◆ SHORT EXERCISE: Please return the full listing below without altering anything.

◆ GIVEN RECORDS:
....

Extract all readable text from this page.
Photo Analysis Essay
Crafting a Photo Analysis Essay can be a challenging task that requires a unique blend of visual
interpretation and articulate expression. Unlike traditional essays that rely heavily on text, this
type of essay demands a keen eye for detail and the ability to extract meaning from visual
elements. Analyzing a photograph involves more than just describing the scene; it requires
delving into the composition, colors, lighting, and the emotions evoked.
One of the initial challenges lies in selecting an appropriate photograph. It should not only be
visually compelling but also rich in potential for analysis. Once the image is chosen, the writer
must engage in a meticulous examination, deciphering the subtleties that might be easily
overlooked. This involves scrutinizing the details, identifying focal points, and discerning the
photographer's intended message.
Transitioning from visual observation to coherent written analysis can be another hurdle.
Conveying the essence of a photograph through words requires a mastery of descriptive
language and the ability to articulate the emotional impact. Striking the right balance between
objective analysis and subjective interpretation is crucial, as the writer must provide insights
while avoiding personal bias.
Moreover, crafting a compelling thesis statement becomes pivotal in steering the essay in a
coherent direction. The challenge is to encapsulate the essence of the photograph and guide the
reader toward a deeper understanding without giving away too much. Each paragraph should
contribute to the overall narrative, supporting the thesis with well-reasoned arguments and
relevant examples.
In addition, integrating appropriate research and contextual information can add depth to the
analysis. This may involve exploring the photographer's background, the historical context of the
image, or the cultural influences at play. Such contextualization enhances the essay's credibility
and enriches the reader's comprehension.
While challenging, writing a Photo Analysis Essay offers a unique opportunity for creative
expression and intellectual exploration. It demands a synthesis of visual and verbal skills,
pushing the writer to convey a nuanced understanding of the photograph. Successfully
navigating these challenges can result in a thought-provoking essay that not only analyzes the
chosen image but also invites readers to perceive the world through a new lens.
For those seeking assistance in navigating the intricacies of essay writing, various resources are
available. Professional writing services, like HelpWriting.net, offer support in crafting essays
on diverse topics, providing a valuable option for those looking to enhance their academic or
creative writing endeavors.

....

◆ RESPONSE FOR THIS EXERCISE:
Extract all readable text from this page.
Photo Analysis Essay
Crafting a Photo Analysis Essay can be a challenging task that requires a unique blend of visual
interpretation and articulate expression. Unlike traditional essays that rely heavily on text, this
type of essay demands a keen eye for detail and the ability to extract meaning from visual
elements. Analyzing a photograph involves more than just describing the scene; it requires
delving into the composition, colors, lighting, and the emotions evoked.
One of the initial challenges lies in selecting an appropriate photograph. It should not only be
visually compelling but also rich in potential for analysis. Once the image is chosen, the writer
must engage in a meticulous examination, deciphering the subtleties that might be easily
overlooked. This involves scrutinizing the details, identifying focal points, and discerning the
photographer's intended message.
Transitioning from visual observation to coherent written analysis can be another hurdle.
Conveying the essence of a photograph through words requires a mastery of descriptive
language and the ability to articulate the emotional impact. Striking the right balance between
objective analysis and subjective interpretation is crucial, as the writer must provide insights
while avoiding personal bias.
Moreover, crafting a compelling thesis statement becomes pivotal in steering the essay in a
coherent direction. The challenge is to encapsulate the essence of the photograph and guide the
reader toward a deeper understanding without giving away too much. Each paragraph should
contribute to the overall narrative, supporting the thesis with well-reasoned arguments and
relevant examples.
In addition, integrating appropriate research and contextual information can add depth to the
analysis. This may involve exploring the photographer's background, the historical context of the
image, or the cultural influences at play. Such contextualization enhances the essay's credibility
and enriches the reader's comprehension.
While challenging, writing a Photo Analysis Essay offers a unique opportunity for creative
expression and intellectual exploration. It demands a synthesis of visual and verbal skills,
pushing the writer to convey a nuanced understanding of the photograph. Successfully
navigating these challenges can result in a thought-provoking essay that not only analyzes the
chosen image but also invites readers to perceive the world through a new lens.
For those seeking assistance in navigating the intricacies of essay writing, various resources are
available. Professional writing services, like HelpWriting.net, offer support in crafting essays
on diverse topics, providing a valuable option for those looking to enhance their academic or
creative writing endeavors.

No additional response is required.